RECORDS SHOWN:

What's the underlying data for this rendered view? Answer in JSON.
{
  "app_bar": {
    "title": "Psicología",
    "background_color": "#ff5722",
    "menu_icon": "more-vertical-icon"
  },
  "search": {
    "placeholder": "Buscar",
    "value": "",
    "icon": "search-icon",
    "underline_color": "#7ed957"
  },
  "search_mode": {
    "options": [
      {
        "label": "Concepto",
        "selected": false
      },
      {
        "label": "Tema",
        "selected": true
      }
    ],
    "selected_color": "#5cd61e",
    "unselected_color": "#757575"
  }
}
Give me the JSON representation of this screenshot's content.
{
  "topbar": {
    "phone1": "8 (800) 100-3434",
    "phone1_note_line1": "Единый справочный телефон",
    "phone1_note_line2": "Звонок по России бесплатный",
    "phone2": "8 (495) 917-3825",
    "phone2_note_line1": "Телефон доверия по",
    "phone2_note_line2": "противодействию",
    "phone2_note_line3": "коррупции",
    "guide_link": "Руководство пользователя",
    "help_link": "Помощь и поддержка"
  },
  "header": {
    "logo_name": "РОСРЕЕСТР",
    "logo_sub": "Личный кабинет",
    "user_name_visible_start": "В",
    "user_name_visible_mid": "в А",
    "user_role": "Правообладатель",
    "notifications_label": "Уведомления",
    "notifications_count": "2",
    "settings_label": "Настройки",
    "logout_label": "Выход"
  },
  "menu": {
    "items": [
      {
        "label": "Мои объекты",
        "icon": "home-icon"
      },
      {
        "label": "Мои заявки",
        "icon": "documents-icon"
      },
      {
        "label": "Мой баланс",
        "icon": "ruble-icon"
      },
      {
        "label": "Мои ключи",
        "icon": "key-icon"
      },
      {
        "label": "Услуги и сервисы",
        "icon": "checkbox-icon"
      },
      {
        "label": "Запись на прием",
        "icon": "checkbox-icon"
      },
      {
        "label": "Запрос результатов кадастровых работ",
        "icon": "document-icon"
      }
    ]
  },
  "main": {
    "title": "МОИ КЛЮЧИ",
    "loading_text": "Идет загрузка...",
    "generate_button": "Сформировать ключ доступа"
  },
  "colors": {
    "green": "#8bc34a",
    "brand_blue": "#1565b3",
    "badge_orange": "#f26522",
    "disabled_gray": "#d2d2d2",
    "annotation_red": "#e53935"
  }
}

YOUR GOAL:
Quote the whole listing above, leaving nothing out.

WRITTEN RESPONSE:
What's the underlying data for this rendered view? Answer in JSON.
{
  "app_bar": {
    "title": "Psicología",
    "background_color": "#ff5722",
    "menu_icon": "more-vertical-icon"
  },
  "search": {
    "placeholder": "Buscar",
    "value": "",
    "icon": "search-icon",
    "underline_color": "#7ed957"
  },
  "search_mode": {
    "options": [
      {
        "label": "Concepto",
        "selected": false
      },
      {
        "label": "Tema",
        "selected": true
      }
    ],
    "selected_color": "#5cd61e",
    "unselected_color": "#757575"
  }
}
Give me the JSON representation of this screenshot's content.
{
  "topbar": {
    "phone1": "8 (800) 100-3434",
    "phone1_note_line1": "Единый справочный телефон",
    "phone1_note_line2": "Звонок по России бесплатный",
    "phone2": "8 (495) 917-3825",
    "phone2_note_line1": "Телефон доверия по",
    "phone2_note_line2": "противодействию",
    "phone2_note_line3": "коррупции",
    "guide_link": "Руководство пользователя",
    "help_link": "Помощь и поддержка"
  },
  "header": {
    "logo_name": "РОСРЕЕСТР",
    "logo_sub": "Личный кабинет",
    "user_name_visible_start": "В",
    "user_name_visible_mid": "в А",
    "user_role": "Правообладатель",
    "notifications_label": "Уведомления",
    "notifications_count": "2",
    "settings_label": "Настройки",
    "logout_label": "Выход"
  },
  "menu": {
    "items": [
      {
        "label": "Мои объекты",
        "icon": "home-icon"
      },
      {
        "label": "Мои заявки",
        "icon": "documents-icon"
      },
      {
        "label": "Мой баланс",
        "icon": "ruble-icon"
      },
      {
        "label": "Мои ключи",
        "icon": "key-icon"
      },
      {
        "label": "Услуги и сервисы",
        "icon": "checkbox-icon"
      },
      {
        "label": "Запись на прием",
        "icon": "checkbox-icon"
      },
      {
        "label": "Запрос результатов кадастровых работ",
        "icon": "document-icon"
      }
    ]
  },
  "main": {
    "title": "МОИ КЛЮЧИ",
    "loading_text": "Идет загрузка...",
    "generate_button": "Сформировать ключ доступа"
  },
  "colors": {
    "green": "#8bc34a",
    "brand_blue": "#1565b3",
    "badge_orange": "#f26522",
    "disabled_gray": "#d2d2d2",
    "annotation_red": "#e53935"
  }
}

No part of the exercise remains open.